» GIVEN INSTRUCTION
Search the data below for the word "page" and copy each line that holds it.

» RECORDS FOR THIS EXERCISE
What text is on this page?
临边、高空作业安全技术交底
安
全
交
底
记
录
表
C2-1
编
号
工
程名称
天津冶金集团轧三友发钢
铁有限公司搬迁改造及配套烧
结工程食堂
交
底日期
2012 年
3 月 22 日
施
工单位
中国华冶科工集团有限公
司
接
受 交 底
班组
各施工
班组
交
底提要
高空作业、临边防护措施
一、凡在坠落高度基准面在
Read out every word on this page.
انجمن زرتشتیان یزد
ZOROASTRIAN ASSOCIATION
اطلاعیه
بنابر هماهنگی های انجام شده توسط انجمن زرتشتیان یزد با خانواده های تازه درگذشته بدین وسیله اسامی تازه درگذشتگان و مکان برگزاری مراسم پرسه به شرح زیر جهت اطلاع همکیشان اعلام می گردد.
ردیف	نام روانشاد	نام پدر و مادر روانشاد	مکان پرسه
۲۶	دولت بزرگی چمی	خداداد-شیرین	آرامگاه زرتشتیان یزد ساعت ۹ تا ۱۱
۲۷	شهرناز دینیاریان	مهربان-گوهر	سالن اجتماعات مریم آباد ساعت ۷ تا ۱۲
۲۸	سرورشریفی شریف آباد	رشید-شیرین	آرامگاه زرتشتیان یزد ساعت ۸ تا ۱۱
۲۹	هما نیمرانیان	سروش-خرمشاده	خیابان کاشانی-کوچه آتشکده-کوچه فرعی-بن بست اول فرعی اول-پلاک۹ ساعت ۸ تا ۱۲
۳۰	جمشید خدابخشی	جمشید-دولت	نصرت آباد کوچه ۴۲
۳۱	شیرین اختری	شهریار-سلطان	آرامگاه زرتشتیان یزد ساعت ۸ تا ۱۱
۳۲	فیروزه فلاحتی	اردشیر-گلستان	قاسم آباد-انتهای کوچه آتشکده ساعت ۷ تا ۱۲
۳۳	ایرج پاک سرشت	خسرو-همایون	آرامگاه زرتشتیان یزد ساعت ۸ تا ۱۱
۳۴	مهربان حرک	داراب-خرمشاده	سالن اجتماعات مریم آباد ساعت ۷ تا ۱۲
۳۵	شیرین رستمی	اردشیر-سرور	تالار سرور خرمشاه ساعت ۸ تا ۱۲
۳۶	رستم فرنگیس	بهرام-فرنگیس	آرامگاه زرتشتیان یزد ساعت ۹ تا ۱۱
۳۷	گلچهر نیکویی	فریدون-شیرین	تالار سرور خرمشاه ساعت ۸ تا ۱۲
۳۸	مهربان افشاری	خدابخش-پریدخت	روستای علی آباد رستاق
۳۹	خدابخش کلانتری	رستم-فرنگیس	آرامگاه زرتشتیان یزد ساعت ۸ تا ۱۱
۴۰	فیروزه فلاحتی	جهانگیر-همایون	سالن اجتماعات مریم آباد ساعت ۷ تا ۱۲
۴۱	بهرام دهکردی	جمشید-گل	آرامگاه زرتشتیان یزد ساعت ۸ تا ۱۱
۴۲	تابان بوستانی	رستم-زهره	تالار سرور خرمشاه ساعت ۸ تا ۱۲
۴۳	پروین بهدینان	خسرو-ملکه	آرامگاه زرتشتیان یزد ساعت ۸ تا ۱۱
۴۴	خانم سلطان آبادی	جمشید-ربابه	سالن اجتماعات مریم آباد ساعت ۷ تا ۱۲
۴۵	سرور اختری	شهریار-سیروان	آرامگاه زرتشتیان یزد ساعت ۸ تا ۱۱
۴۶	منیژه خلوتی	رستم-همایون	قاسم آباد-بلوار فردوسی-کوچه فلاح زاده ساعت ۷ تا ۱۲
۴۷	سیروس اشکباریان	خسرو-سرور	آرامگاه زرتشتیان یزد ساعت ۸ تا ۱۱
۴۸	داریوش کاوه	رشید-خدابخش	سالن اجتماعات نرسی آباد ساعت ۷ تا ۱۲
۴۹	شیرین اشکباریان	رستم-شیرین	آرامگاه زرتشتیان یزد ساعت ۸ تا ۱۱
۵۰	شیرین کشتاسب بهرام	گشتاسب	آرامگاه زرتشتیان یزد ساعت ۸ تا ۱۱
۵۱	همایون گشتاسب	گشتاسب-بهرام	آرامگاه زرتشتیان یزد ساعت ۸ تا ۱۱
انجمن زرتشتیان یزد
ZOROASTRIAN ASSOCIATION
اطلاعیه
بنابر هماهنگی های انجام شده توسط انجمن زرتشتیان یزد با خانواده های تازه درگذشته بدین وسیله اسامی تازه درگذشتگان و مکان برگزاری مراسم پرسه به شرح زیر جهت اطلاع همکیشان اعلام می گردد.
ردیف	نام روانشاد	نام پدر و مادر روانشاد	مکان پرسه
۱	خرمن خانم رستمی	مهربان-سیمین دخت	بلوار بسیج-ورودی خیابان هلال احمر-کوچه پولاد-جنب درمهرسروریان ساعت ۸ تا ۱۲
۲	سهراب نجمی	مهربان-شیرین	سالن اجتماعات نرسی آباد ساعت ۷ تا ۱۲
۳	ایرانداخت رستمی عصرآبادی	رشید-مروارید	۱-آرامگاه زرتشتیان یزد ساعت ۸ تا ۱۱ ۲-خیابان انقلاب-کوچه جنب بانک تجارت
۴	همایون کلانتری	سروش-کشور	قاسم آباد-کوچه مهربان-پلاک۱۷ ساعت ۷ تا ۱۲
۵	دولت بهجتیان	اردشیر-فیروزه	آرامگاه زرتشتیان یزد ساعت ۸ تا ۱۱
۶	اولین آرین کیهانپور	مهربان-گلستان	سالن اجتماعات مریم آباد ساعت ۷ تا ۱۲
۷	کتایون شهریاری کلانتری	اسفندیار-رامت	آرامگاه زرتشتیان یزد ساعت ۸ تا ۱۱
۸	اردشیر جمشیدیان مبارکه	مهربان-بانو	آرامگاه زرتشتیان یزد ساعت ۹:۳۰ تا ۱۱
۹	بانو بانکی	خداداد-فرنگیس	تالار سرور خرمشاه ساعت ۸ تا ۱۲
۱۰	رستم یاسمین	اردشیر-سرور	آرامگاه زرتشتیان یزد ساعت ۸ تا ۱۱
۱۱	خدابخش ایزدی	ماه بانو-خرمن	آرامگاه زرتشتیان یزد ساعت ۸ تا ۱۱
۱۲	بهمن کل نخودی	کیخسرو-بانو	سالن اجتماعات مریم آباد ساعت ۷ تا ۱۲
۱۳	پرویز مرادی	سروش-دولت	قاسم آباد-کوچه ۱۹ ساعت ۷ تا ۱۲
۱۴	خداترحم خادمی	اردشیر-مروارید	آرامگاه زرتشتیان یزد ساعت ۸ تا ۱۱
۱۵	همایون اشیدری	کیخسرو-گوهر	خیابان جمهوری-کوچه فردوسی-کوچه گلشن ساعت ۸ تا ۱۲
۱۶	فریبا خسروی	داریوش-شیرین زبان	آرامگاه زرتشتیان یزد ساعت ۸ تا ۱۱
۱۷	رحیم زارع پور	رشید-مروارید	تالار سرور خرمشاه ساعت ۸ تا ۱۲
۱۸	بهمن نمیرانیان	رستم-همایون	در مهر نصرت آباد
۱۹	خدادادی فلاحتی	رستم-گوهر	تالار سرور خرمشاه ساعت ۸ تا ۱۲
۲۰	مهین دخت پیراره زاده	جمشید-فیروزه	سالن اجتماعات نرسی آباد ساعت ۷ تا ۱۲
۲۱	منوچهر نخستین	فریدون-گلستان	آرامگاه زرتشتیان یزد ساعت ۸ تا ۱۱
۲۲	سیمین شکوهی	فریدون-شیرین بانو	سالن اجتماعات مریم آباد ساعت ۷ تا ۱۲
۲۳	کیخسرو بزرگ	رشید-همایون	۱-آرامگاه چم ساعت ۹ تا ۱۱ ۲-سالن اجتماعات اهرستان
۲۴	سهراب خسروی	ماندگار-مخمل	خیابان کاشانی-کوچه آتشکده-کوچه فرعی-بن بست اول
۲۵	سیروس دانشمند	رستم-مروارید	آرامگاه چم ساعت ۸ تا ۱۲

» SOLUTION TO THIS PROBLEM
What text is on this page?
Read out every word on this page.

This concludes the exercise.